[Stored entries]
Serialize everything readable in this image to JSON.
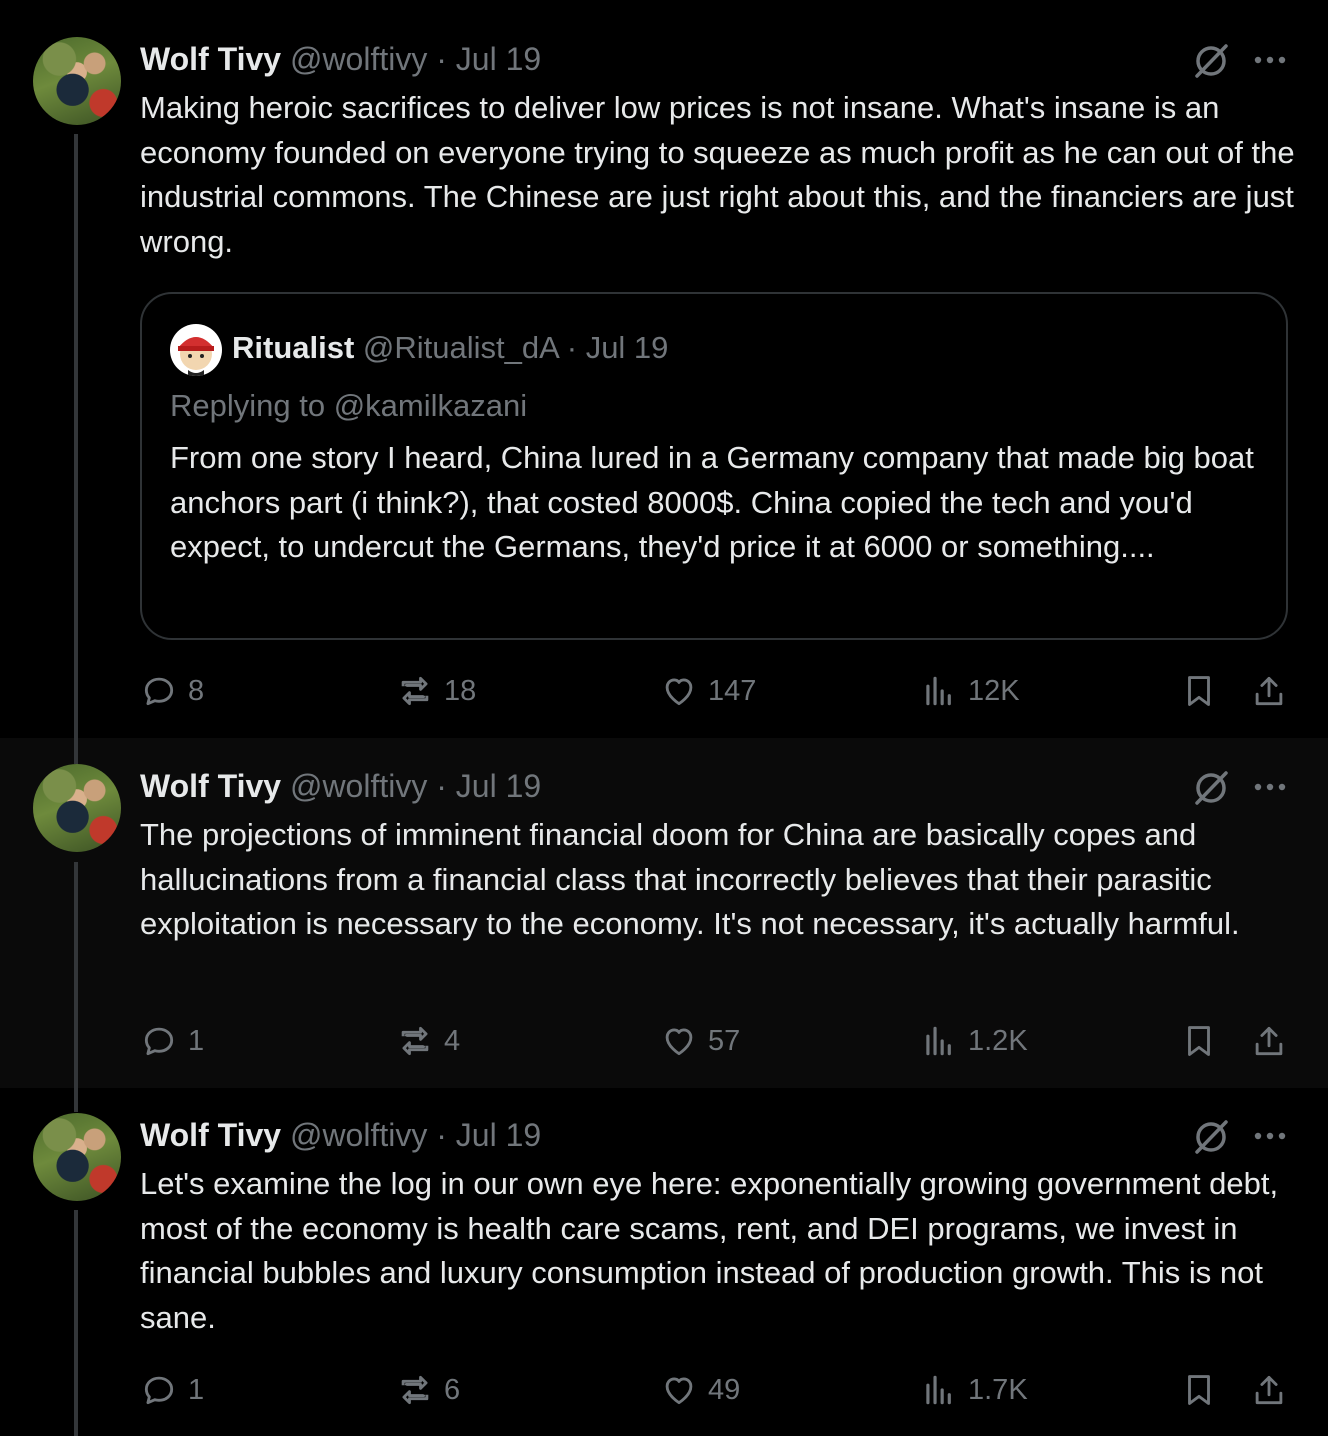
{
  "colors": {
    "background": "#000000",
    "text": "#e7e9ea",
    "secondary": "#71767b",
    "border": "#2f3336"
  },
  "tweets": [
    {
      "author_name": "Wolf Tivy",
      "handle": "@wolftivy",
      "separator": "·",
      "date": "Jul 19",
      "text": "Making heroic sacrifices to deliver low prices is not insane. What's insane is an economy founded on everyone trying to squeeze as much profit as he can out of the industrial commons. The Chinese are just right about this, and the financiers are just wrong.",
      "quote": {
        "author_name": "Ritualist",
        "handle": "@Ritualist_dA",
        "separator": "·",
        "date": "Jul 19",
        "replying_to": "Replying to @kamilkazani",
        "text": "From one story I heard, China lured in a Germany company that made big boat anchors part (i think?), that costed 8000$. China copied the tech and you'd expect, to undercut the Germans, they'd price it at 6000 or something...."
      },
      "replies": "8",
      "reposts": "18",
      "likes": "147",
      "views": "12K"
    },
    {
      "author_name": "Wolf Tivy",
      "handle": "@wolftivy",
      "separator": "·",
      "date": "Jul 19",
      "text": "The projections of imminent financial doom for China are basically copes and hallucinations from a financial class that incorrectly believes that their parasitic exploitation is necessary to the economy. It's not necessary, it's actually harmful.",
      "replies": "1",
      "reposts": "4",
      "likes": "57",
      "views": "1.2K"
    },
    {
      "author_name": "Wolf Tivy",
      "handle": "@wolftivy",
      "separator": "·",
      "date": "Jul 19",
      "text": "Let's examine the log in our own eye here: exponentially growing government debt, most of the economy is health care scams, rent, and DEI programs, we invest in financial bubbles and luxury consumption instead of production growth. This is not sane.",
      "replies": "1",
      "reposts": "6",
      "likes": "49",
      "views": "1.7K"
    }
  ]
}
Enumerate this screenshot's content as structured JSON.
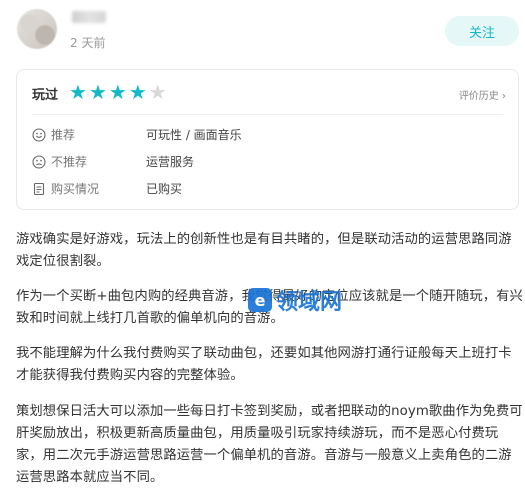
{
  "header": {
    "username": "",
    "time": "2 天前",
    "follow_label": "关注"
  },
  "rating": {
    "played_label": "玩过",
    "stars_filled": 4,
    "stars_total": 5,
    "history_label": "评价历史",
    "history_arrow": "›",
    "accent_color": "#14b9c8"
  },
  "details": [
    {
      "icon": "smile-icon",
      "label": "推荐",
      "value": "可玩性 / 画面音乐"
    },
    {
      "icon": "frown-icon",
      "label": "不推荐",
      "value": "运营服务"
    },
    {
      "icon": "purchase-tag-icon",
      "label": "购买情况",
      "value": "已购买"
    }
  ],
  "paragraphs": [
    "游戏确实是好游戏，玩法上的创新性也是有目共睹的，但是联动活动的运营思路同游戏定位很割裂。",
    "作为一个买断+曲包内购的经典音游，我觉得最好的定位应该就是一个随开随玩，有兴致和时间就上线打几首歌的偏单机向的音游。",
    "我不能理解为什么我付费购买了联动曲包，还要如其他网游打通行证般每天上班打卡才能获得我付费购买内容的完整体验。",
    "策划想保日活大可以添加一些每日打卡签到奖励，或者把联动的noym歌曲作为免费可肝奖励放出，积极更新高质量曲包，用质量吸引玩家持续游玩，而不是恶心付费玩家，用二次元手游运营思路运营一个偏单机的音游。音游与一般意义上卖角色的二游运营思路本就应当不同。"
  ],
  "watermark": {
    "logo_glyph": "e",
    "text": "领域网"
  }
}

- DESCRIPTION OF THE TASK:
Would you mind returning each entry above word for word, skipping the images?

- THE RESPONSE:
Serialize everything readable in this image to JSON.
{
  "colors": {
    "background": "#000000",
    "text": "#e7e9ea",
    "secondary": "#71767b",
    "border": "#2f3336"
  },
  "tweets": [
    {
      "author_name": "Wolf Tivy",
      "handle": "@wolftivy",
      "separator": "·",
      "date": "Jul 19",
      "text": "Making heroic sacrifices to deliver low prices is not insane. What's insane is an economy founded on everyone trying to squeeze as much profit as he can out of the industrial commons. The Chinese are just right about this, and the financiers are just wrong.",
      "quote": {
        "author_name": "Ritualist",
        "handle": "@Ritualist_dA",
        "separator": "·",
        "date": "Jul 19",
        "replying_to": "Replying to @kamilkazani",
        "text": "From one story I heard, China lured in a Germany company that made big boat anchors part (i think?), that costed 8000$. China copied the tech and you'd expect, to undercut the Germans, they'd price it at 6000 or something...."
      },
      "replies": "8",
      "reposts": "18",
      "likes": "147",
      "views": "12K"
    },
    {
      "author_name": "Wolf Tivy",
      "handle": "@wolftivy",
      "separator": "·",
      "date": "Jul 19",
      "text": "The projections of imminent financial doom for China are basically copes and hallucinations from a financial class that incorrectly believes that their parasitic exploitation is necessary to the economy. It's not necessary, it's actually harmful.",
      "replies": "1",
      "reposts": "4",
      "likes": "57",
      "views": "1.2K"
    },
    {
      "author_name": "Wolf Tivy",
      "handle": "@wolftivy",
      "separator": "·",
      "date": "Jul 19",
      "text": "Let's examine the log in our own eye here: exponentially growing government debt, most of the economy is health care scams, rent, and DEI programs, we invest in financial bubbles and luxury consumption instead of production growth. This is not sane.",
      "replies": "1",
      "reposts": "6",
      "likes": "49",
      "views": "1.7K"
    }
  ]
}
Enumerate this screenshot's content as structured JSON.
{
  "header": {
    "username": "",
    "time": "2 天前",
    "follow_label": "关注"
  },
  "rating": {
    "played_label": "玩过",
    "stars_filled": 4,
    "stars_total": 5,
    "history_label": "评价历史",
    "history_arrow": "›",
    "accent_color": "#14b9c8"
  },
  "details": [
    {
      "icon": "smile-icon",
      "label": "推荐",
      "value": "可玩性 / 画面音乐"
    },
    {
      "icon": "frown-icon",
      "label": "不推荐",
      "value": "运营服务"
    },
    {
      "icon": "purchase-tag-icon",
      "label": "购买情况",
      "value": "已购买"
    }
  ],
  "paragraphs": [
    "游戏确实是好游戏，玩法上的创新性也是有目共睹的，但是联动活动的运营思路同游戏定位很割裂。",
    "作为一个买断+曲包内购的经典音游，我觉得最好的定位应该就是一个随开随玩，有兴致和时间就上线打几首歌的偏单机向的音游。",
    "我不能理解为什么我付费购买了联动曲包，还要如其他网游打通行证般每天上班打卡才能获得我付费购买内容的完整体验。",
    "策划想保日活大可以添加一些每日打卡签到奖励，或者把联动的noym歌曲作为免费可肝奖励放出，积极更新高质量曲包，用质量吸引玩家持续游玩，而不是恶心付费玩家，用二次元手游运营思路运营一个偏单机的音游。音游与一般意义上卖角色的二游运营思路本就应当不同。"
  ],
  "watermark": {
    "logo_glyph": "e",
    "text": "领域网"
  }
}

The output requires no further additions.